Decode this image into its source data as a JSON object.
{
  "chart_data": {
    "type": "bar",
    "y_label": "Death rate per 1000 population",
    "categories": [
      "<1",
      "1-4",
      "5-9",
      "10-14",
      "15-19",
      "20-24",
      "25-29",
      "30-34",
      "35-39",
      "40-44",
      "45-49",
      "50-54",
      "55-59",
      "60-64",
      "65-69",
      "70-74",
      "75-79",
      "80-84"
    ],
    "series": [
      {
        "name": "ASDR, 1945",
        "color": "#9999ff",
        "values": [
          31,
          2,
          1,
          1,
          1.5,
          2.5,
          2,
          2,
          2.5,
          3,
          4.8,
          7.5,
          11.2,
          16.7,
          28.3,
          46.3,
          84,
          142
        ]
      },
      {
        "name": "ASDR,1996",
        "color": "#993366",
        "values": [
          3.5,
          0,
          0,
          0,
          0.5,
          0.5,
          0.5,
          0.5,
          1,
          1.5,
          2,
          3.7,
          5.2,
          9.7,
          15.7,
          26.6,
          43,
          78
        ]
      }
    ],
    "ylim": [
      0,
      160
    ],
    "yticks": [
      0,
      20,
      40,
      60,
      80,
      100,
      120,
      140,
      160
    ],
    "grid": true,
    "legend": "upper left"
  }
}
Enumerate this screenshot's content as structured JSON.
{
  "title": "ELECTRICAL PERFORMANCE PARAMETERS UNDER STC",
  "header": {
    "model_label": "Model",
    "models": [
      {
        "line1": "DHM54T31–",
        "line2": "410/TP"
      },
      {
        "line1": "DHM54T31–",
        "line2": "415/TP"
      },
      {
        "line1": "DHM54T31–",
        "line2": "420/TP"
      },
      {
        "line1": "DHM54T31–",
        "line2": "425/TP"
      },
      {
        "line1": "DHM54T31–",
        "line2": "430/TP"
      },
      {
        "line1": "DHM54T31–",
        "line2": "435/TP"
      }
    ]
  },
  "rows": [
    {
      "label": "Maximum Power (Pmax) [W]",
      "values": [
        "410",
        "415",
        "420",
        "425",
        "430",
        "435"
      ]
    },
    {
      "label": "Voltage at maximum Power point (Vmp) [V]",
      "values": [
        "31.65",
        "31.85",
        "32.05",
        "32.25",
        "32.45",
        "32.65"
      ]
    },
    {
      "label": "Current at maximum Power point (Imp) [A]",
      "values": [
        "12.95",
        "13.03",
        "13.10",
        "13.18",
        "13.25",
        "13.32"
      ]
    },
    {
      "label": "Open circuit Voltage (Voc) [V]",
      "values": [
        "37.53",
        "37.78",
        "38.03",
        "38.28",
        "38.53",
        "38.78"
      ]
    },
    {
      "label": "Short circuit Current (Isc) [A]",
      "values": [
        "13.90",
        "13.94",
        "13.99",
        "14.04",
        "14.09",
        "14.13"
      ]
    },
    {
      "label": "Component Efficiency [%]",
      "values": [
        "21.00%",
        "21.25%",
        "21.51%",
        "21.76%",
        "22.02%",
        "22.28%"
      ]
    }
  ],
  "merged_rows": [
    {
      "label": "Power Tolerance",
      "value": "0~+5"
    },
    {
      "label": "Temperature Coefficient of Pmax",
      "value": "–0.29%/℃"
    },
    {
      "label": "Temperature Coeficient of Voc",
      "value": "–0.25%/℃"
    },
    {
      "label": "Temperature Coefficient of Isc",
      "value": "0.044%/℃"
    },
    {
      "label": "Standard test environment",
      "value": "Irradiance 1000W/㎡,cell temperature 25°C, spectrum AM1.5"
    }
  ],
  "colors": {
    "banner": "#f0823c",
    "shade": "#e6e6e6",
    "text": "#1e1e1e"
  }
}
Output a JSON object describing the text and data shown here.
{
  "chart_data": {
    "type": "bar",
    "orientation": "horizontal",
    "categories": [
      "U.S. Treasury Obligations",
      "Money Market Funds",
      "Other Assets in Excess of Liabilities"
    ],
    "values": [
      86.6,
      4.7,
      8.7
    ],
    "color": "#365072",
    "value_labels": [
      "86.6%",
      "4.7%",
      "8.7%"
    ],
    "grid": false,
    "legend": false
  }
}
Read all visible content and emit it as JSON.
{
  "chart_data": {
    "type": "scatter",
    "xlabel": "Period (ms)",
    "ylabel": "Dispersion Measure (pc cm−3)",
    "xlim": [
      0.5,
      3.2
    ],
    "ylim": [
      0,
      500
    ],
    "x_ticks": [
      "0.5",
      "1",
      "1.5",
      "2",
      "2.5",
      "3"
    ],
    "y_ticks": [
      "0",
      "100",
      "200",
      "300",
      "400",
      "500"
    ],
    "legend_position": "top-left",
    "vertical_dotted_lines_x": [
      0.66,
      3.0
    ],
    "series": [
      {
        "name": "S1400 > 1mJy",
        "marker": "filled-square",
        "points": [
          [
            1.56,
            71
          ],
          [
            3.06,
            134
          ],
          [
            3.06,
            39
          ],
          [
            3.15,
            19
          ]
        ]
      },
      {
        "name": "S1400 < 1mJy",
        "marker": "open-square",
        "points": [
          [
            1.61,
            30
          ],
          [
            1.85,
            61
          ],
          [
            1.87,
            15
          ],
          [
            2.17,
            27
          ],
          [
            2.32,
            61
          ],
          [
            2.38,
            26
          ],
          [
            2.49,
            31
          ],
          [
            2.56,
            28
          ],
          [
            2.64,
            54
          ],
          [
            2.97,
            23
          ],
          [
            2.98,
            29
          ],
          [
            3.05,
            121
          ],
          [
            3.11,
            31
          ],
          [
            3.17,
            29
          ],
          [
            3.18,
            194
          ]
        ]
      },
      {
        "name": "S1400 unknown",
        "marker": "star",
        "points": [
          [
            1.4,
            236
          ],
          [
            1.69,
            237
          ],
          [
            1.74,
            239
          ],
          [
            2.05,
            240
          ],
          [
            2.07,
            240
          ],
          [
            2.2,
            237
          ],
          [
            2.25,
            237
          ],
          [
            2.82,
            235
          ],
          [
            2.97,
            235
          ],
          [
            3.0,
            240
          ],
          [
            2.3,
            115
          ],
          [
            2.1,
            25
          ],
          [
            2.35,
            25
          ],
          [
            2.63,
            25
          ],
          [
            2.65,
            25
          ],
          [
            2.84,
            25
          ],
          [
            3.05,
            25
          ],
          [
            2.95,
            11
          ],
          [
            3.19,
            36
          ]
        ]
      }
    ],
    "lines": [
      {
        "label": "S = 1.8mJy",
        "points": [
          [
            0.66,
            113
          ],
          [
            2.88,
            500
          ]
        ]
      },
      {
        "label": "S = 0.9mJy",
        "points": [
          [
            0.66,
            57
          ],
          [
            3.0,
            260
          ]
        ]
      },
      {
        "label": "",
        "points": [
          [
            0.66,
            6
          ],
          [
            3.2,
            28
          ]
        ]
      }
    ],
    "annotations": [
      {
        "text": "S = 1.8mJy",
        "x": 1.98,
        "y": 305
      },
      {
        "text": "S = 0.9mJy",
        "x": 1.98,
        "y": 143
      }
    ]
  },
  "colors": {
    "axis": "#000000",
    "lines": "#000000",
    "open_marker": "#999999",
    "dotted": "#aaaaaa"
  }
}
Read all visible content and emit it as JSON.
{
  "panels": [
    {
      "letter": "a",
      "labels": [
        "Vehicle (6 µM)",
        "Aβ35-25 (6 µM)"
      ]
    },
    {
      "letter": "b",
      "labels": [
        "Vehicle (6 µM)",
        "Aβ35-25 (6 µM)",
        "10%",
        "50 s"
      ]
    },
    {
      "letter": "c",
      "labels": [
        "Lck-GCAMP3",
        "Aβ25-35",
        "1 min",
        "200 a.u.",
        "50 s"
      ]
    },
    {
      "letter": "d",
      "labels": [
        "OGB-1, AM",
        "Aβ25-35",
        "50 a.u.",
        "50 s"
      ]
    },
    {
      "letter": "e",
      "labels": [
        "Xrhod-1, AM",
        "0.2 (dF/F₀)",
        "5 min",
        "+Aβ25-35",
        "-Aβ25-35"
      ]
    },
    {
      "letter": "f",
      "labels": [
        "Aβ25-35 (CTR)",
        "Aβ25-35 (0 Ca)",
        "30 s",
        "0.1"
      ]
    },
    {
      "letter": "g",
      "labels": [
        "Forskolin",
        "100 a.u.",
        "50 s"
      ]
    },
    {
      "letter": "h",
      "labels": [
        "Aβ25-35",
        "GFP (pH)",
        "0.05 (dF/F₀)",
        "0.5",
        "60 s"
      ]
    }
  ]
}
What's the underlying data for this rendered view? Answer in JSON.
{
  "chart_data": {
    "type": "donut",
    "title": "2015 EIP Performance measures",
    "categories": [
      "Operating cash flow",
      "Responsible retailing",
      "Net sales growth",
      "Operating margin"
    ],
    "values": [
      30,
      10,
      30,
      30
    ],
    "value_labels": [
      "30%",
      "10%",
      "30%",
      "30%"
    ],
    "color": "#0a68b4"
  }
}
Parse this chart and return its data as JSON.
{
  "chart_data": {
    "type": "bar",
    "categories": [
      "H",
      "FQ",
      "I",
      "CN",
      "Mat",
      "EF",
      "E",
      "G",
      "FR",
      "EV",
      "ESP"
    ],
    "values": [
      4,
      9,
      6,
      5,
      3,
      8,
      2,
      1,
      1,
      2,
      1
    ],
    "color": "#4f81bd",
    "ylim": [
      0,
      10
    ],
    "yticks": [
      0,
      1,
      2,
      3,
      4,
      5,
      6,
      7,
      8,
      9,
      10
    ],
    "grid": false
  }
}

PROBLEM TO WORK ON: Starting at the line with "Parse this chart and return its data as JSON.", copy every line up to and including the last one in the entries above.

ANSWER FOR THE TASK:
Parse this chart and return its data as JSON.
{
  "chart_data": {
    "type": "bar",
    "categories": [
      "H",
      "FQ",
      "I",
      "CN",
      "Mat",
      "EF",
      "E",
      "G",
      "FR",
      "EV",
      "ESP"
    ],
    "values": [
      4,
      9,
      6,
      5,
      3,
      8,
      2,
      1,
      1,
      2,
      1
    ],
    "color": "#4f81bd",
    "ylim": [
      0,
      10
    ],
    "yticks": [
      0,
      1,
      2,
      3,
      4,
      5,
      6,
      7,
      8,
      9,
      10
    ],
    "grid": false
  }
}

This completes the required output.